| INSTRUCTIONS FOR THE TASK |
Return the records word for word. Any pictures in them are not part of the copy.

=== RECORDED DATA ===

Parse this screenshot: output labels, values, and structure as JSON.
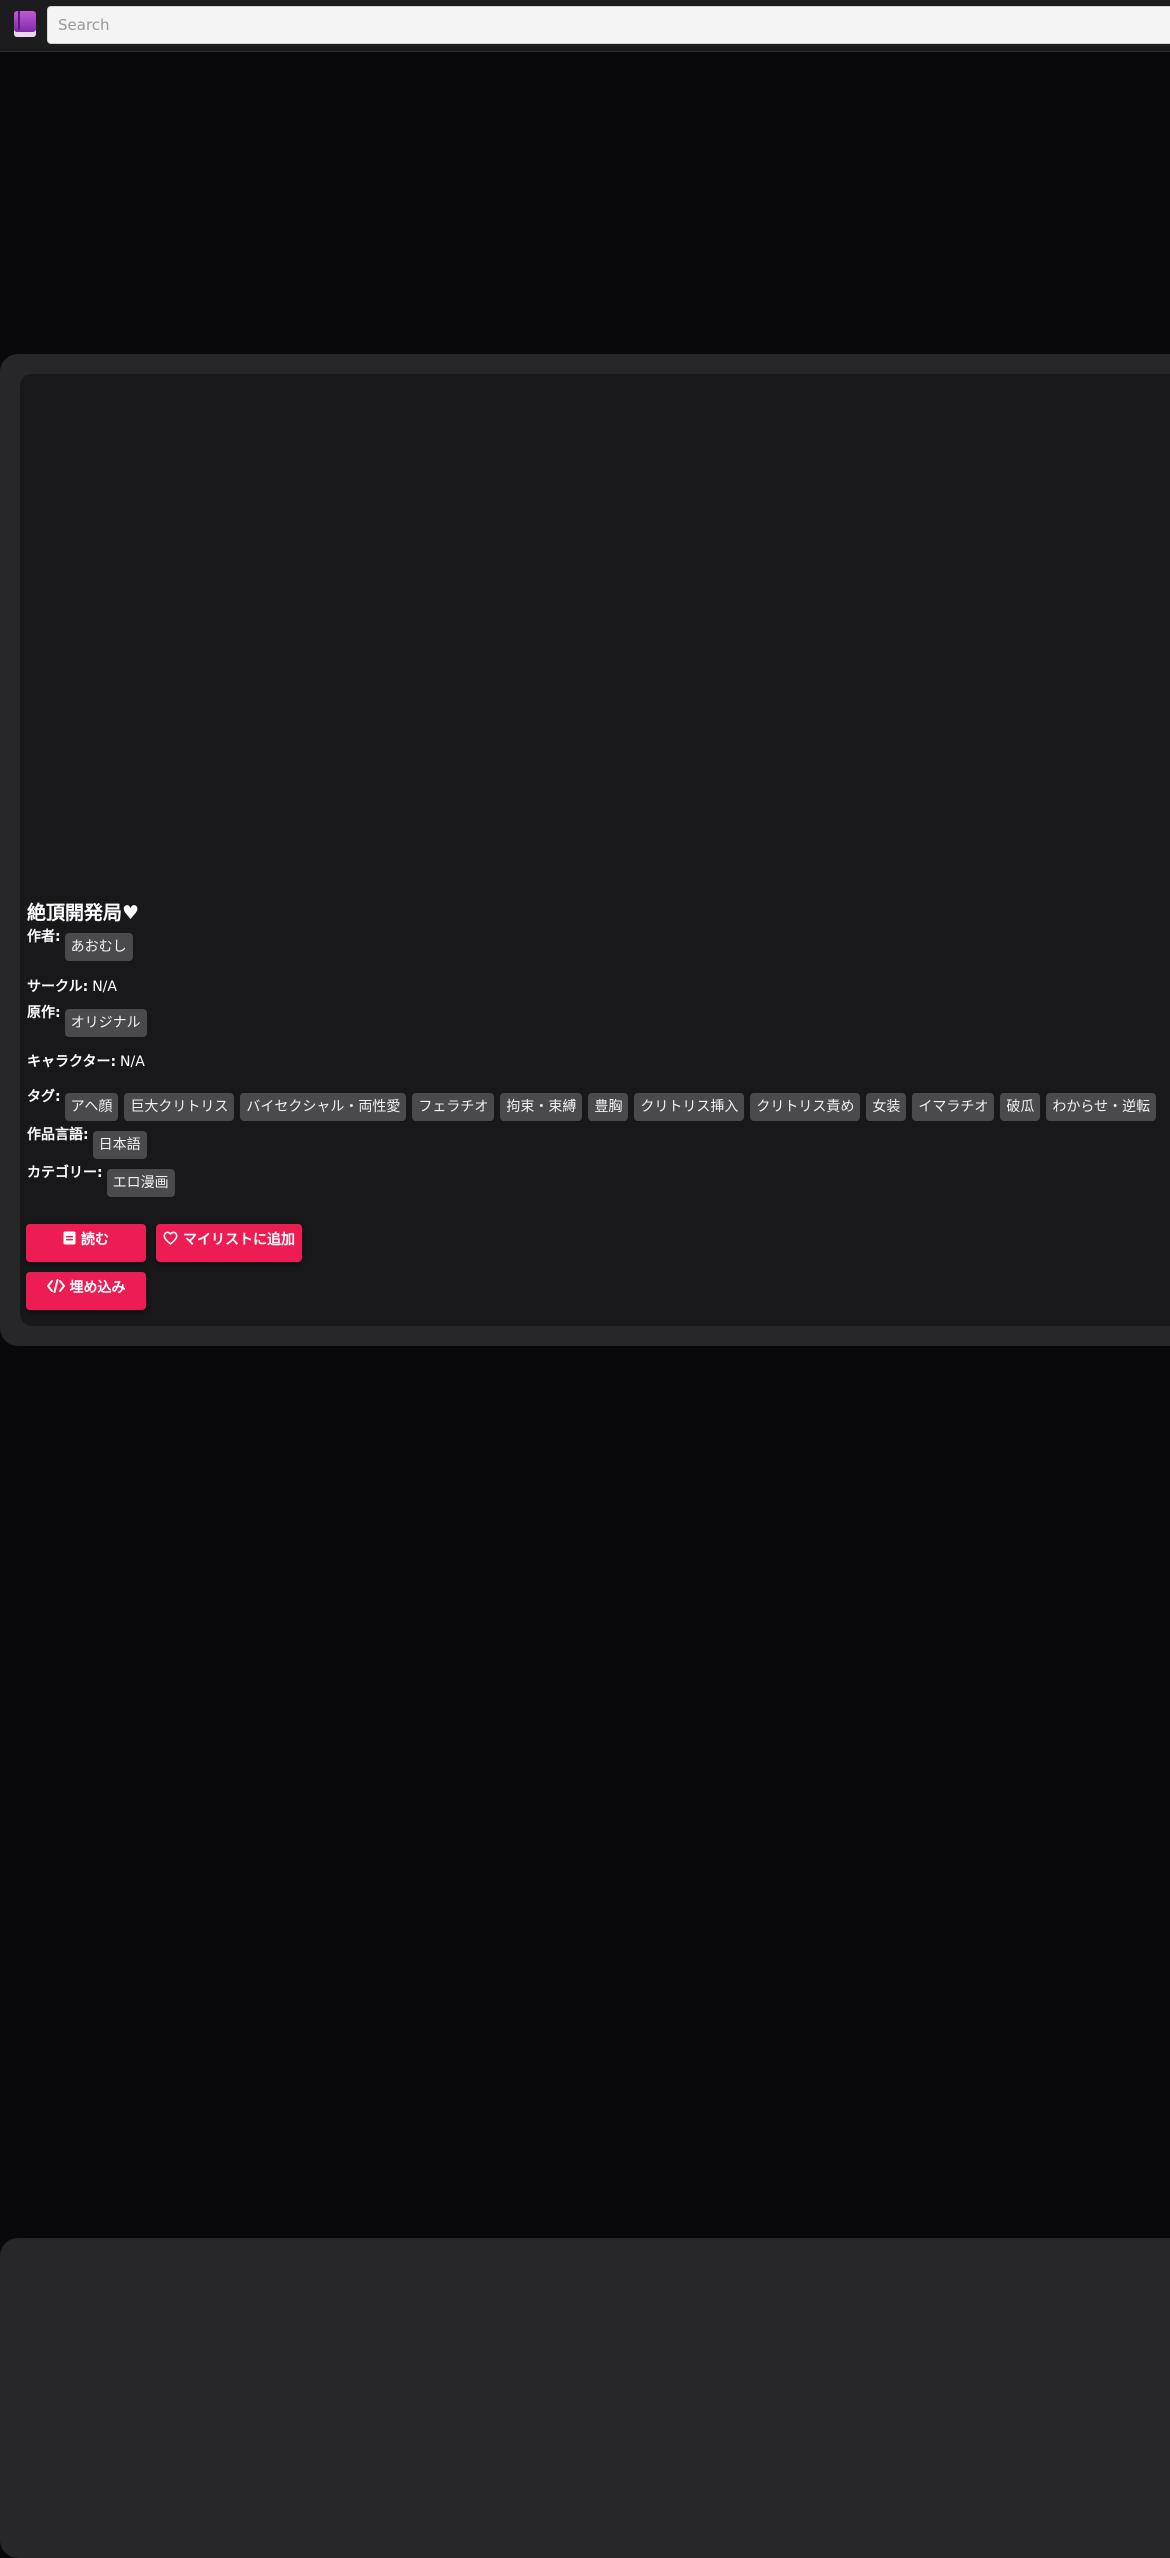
{
  "search": {
    "placeholder": "Search"
  },
  "title": "絶頂開発局♥",
  "meta": {
    "author_label": "作者:",
    "author_value": "あおむし",
    "circle_label": "サークル:",
    "circle_value": "N/A",
    "parody_label": "原作:",
    "parody_value": "オリジナル",
    "character_label": "キャラクター:",
    "character_value": "N/A",
    "tags_label": "タグ:",
    "tags": [
      "アヘ顔",
      "巨大クリトリス",
      "バイセクシャル・両性愛",
      "フェラチオ",
      "拘束・束縛",
      "豊胸",
      "クリトリス挿入",
      "クリトリス責め",
      "女装",
      "イマラチオ",
      "破瓜",
      "わからせ・逆転"
    ],
    "language_label": "作品言語:",
    "language_value": "日本語",
    "category_label": "カテゴリー:",
    "category_value": "エロ漫画"
  },
  "actions": {
    "read_label": "読む",
    "mylist_label": "マイリストに追加",
    "embed_label": "埋め込み"
  },
  "colors": {
    "accent": "#ed1c53",
    "background": "#09090b",
    "panel": "#27272a",
    "inner_panel": "#18181b",
    "tag_bg": "#4a4a4d"
  }
}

===

| SOLUTION FOR THIS TASK |
Parse this screenshot: output labels, values, and structure as JSON.
{
  "search": {
    "placeholder": "Search"
  },
  "title": "絶頂開発局♥",
  "meta": {
    "author_label": "作者:",
    "author_value": "あおむし",
    "circle_label": "サークル:",
    "circle_value": "N/A",
    "parody_label": "原作:",
    "parody_value": "オリジナル",
    "character_label": "キャラクター:",
    "character_value": "N/A",
    "tags_label": "タグ:",
    "tags": [
      "アヘ顔",
      "巨大クリトリス",
      "バイセクシャル・両性愛",
      "フェラチオ",
      "拘束・束縛",
      "豊胸",
      "クリトリス挿入",
      "クリトリス責め",
      "女装",
      "イマラチオ",
      "破瓜",
      "わからせ・逆転"
    ],
    "language_label": "作品言語:",
    "language_value": "日本語",
    "category_label": "カテゴリー:",
    "category_value": "エロ漫画"
  },
  "actions": {
    "read_label": "読む",
    "mylist_label": "マイリストに追加",
    "embed_label": "埋め込み"
  },
  "colors": {
    "accent": "#ed1c53",
    "background": "#09090b",
    "panel": "#27272a",
    "inner_panel": "#18181b",
    "tag_bg": "#4a4a4d"
  }
}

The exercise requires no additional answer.